Problem:
Copy out the lines that include the word "Each".

Provided information:

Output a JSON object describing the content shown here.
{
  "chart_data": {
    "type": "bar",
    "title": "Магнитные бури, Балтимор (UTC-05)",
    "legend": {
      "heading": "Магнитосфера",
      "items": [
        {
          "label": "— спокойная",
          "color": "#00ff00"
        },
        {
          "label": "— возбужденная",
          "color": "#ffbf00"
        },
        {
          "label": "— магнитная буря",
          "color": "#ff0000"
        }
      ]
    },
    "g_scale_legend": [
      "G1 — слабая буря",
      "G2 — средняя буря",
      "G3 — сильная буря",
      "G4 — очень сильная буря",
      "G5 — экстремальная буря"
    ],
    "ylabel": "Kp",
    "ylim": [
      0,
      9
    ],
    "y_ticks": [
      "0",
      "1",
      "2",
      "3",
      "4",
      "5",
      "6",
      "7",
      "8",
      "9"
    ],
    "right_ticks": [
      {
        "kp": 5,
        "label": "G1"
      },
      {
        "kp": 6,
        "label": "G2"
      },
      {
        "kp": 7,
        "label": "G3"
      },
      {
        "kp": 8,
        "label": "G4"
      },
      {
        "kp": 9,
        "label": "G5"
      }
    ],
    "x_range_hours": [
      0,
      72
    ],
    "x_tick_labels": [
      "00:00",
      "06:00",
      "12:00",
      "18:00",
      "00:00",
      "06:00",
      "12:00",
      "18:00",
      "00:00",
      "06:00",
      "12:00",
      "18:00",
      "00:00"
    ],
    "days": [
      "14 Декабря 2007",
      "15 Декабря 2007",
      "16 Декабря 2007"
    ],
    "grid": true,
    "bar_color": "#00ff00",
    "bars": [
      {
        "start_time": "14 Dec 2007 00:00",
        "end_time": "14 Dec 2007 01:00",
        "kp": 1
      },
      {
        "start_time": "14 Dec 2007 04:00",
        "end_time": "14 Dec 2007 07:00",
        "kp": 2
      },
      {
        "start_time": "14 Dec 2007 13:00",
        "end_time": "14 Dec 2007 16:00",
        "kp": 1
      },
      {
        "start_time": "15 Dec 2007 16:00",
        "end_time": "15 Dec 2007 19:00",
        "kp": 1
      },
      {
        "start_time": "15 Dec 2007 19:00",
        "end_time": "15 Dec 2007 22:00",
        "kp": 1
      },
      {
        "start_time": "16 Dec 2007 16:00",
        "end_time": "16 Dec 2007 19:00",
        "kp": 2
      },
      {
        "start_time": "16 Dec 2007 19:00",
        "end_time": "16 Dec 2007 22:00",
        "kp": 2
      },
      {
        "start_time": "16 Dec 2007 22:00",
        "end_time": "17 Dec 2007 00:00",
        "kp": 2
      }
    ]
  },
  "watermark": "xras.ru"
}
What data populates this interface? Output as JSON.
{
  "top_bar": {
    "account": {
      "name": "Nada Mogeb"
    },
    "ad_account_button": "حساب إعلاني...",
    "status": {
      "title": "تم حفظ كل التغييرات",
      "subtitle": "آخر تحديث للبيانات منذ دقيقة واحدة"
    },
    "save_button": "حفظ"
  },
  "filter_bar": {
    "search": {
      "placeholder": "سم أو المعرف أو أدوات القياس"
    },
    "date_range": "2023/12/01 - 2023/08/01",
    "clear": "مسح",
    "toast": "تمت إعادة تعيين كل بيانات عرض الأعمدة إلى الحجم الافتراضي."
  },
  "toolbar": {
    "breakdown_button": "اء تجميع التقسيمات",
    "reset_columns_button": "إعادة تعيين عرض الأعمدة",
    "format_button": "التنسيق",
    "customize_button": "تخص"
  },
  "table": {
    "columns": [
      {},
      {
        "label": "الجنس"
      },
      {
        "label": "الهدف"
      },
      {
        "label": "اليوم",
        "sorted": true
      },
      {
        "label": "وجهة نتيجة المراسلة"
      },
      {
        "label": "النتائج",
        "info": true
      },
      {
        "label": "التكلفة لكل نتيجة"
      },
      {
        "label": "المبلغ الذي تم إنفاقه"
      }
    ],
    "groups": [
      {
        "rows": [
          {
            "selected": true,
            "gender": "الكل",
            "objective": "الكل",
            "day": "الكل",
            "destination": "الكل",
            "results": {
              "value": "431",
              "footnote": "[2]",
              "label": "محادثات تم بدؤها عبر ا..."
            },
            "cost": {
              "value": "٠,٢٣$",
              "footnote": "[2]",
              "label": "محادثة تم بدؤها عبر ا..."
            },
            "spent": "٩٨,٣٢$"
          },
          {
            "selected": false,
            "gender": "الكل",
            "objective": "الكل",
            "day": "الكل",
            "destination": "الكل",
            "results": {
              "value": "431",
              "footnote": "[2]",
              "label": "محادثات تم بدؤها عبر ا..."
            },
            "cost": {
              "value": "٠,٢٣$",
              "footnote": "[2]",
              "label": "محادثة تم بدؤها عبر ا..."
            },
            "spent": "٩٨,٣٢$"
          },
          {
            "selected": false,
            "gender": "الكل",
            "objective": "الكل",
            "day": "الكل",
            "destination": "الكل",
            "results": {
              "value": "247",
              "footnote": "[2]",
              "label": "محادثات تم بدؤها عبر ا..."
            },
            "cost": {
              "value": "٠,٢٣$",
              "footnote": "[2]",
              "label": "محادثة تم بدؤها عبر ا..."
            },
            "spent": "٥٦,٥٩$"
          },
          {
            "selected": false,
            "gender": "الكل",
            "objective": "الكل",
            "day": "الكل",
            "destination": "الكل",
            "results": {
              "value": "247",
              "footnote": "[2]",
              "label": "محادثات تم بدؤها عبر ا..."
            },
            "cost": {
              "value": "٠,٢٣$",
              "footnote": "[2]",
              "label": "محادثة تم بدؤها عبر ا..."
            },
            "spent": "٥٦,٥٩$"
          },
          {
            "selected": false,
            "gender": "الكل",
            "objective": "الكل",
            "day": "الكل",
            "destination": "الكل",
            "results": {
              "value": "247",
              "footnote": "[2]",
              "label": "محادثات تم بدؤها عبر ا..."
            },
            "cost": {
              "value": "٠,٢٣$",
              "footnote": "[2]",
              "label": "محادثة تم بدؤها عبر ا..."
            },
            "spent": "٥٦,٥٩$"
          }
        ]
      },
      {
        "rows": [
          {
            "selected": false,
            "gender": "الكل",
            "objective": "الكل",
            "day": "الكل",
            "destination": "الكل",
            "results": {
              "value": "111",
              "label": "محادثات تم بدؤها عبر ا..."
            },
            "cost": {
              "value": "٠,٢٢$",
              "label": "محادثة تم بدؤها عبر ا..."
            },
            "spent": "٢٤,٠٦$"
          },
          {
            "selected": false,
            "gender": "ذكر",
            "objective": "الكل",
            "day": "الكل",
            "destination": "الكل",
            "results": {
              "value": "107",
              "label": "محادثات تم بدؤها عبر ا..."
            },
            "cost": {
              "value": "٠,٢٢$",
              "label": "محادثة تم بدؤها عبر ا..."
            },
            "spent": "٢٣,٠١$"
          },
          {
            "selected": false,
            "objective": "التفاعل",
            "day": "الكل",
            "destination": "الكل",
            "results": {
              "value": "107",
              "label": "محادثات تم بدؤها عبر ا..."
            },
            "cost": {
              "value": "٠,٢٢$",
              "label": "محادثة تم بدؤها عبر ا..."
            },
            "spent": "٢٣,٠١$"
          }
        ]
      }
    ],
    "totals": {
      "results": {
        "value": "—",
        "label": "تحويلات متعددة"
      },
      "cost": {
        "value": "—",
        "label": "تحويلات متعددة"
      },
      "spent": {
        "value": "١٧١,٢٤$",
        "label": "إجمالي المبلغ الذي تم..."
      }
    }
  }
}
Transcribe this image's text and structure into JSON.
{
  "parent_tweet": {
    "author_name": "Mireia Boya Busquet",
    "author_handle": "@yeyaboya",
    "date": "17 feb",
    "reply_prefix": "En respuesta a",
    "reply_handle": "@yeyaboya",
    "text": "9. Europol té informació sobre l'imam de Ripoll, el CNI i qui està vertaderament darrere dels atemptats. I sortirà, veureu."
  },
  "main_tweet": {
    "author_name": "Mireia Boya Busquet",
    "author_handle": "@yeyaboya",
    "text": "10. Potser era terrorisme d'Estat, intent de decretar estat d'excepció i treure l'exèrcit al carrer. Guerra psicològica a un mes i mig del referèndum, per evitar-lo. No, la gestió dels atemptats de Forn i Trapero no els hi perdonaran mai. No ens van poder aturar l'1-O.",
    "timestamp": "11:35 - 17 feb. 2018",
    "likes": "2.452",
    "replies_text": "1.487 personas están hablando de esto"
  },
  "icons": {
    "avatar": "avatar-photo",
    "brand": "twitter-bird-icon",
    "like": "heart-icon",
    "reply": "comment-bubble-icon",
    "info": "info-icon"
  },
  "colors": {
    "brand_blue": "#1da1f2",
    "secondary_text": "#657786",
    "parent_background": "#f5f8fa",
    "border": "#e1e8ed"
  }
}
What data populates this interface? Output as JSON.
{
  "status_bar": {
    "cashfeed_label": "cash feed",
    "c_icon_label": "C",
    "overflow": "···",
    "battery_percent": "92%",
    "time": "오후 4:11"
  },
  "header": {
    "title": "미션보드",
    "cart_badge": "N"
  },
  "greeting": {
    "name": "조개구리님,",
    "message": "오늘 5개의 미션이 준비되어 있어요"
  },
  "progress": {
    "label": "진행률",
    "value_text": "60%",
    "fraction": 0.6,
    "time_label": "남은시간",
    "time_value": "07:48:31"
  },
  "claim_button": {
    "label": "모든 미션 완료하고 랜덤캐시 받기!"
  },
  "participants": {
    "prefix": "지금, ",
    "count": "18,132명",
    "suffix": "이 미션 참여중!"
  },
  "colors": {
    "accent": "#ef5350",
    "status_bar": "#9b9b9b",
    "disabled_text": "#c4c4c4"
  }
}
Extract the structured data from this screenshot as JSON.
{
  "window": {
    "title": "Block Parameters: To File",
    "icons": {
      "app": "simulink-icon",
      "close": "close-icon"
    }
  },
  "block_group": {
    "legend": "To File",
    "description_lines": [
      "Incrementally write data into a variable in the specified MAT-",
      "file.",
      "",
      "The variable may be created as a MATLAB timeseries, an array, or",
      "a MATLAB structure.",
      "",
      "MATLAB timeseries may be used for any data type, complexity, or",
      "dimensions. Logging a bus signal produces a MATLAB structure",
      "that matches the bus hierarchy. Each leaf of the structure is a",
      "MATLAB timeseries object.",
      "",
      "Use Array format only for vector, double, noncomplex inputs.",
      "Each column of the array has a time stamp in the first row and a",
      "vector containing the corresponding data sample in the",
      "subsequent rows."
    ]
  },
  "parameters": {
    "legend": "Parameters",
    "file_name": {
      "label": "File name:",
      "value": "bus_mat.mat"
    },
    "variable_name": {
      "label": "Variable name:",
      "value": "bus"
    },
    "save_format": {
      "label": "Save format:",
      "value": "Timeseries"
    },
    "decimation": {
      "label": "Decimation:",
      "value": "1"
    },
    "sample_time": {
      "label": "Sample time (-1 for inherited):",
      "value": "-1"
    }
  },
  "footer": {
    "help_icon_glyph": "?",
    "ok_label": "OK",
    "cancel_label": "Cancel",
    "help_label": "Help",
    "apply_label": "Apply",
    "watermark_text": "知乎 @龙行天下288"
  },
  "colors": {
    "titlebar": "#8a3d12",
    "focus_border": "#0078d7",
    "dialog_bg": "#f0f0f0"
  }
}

Written answer:
      "that matches the bus hierarchy. Each leaf of the structure is a",
      "Each column of the array has a time stamp in the first row and a",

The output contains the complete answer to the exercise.